##### SOURCE DATA #####
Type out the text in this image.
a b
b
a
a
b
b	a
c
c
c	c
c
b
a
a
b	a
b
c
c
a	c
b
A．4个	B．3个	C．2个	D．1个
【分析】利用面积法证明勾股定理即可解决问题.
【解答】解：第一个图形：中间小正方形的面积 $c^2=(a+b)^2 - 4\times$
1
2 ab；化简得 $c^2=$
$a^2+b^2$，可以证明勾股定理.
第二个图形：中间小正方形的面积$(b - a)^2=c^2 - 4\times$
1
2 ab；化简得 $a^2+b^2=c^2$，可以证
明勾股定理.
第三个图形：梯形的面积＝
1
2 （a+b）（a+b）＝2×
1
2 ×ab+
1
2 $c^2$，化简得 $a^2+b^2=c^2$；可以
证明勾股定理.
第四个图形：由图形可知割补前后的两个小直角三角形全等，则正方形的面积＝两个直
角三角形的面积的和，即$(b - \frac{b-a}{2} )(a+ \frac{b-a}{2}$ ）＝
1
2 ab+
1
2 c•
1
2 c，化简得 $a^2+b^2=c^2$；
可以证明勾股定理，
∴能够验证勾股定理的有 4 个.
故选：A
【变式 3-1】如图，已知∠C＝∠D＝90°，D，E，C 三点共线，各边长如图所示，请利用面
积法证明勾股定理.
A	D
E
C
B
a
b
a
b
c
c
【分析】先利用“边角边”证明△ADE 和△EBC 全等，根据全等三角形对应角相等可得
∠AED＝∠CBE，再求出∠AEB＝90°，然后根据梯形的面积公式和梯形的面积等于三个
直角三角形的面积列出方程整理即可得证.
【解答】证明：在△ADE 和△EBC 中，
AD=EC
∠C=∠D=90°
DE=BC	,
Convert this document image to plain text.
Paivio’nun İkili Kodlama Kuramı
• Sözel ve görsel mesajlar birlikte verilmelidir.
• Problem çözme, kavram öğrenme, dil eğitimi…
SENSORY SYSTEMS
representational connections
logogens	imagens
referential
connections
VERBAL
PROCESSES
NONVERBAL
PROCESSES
#####
WORK REQUIRED
Restate each record exactly as written.

FINAL RESULT
Type out the text in this image.
a b
b
a
a
b
b	a
c
c
c	c
c
b
a
a
b	a
b
c
c
a	c
b
A．4个	B．3个	C．2个	D．1个
【分析】利用面积法证明勾股定理即可解决问题.
【解答】解：第一个图形：中间小正方形的面积 $c^2=(a+b)^2 - 4\times$
1
2 ab；化简得 $c^2=$
$a^2+b^2$，可以证明勾股定理.
第二个图形：中间小正方形的面积$(b - a)^2=c^2 - 4\times$
1
2 ab；化简得 $a^2+b^2=c^2$，可以证
明勾股定理.
第三个图形：梯形的面积＝
1
2 （a+b）（a+b）＝2×
1
2 ×ab+
1
2 $c^2$，化简得 $a^2+b^2=c^2$；可以
证明勾股定理.
第四个图形：由图形可知割补前后的两个小直角三角形全等，则正方形的面积＝两个直
角三角形的面积的和，即$(b - \frac{b-a}{2} )(a+ \frac{b-a}{2}$ ）＝
1
2 ab+
1
2 c•
1
2 c，化简得 $a^2+b^2=c^2$；
可以证明勾股定理，
∴能够验证勾股定理的有 4 个.
故选：A
【变式 3-1】如图，已知∠C＝∠D＝90°，D，E，C 三点共线，各边长如图所示，请利用面
积法证明勾股定理.
A	D
E
C
B
a
b
a
b
c
c
【分析】先利用“边角边”证明△ADE 和△EBC 全等，根据全等三角形对应角相等可得
∠AED＝∠CBE，再求出∠AEB＝90°，然后根据梯形的面积公式和梯形的面积等于三个
直角三角形的面积列出方程整理即可得证.
【解答】证明：在△ADE 和△EBC 中，
AD=EC
∠C=∠D=90°
DE=BC	,
Convert this document image to plain text.
Paivio’nun İkili Kodlama Kuramı
• Sözel ve görsel mesajlar birlikte verilmelidir.
• Problem çözme, kavram öğrenme, dil eğitimi…
SENSORY SYSTEMS
representational connections
logogens	imagens
referential
connections
VERBAL
PROCESSES
NONVERBAL
PROCESSES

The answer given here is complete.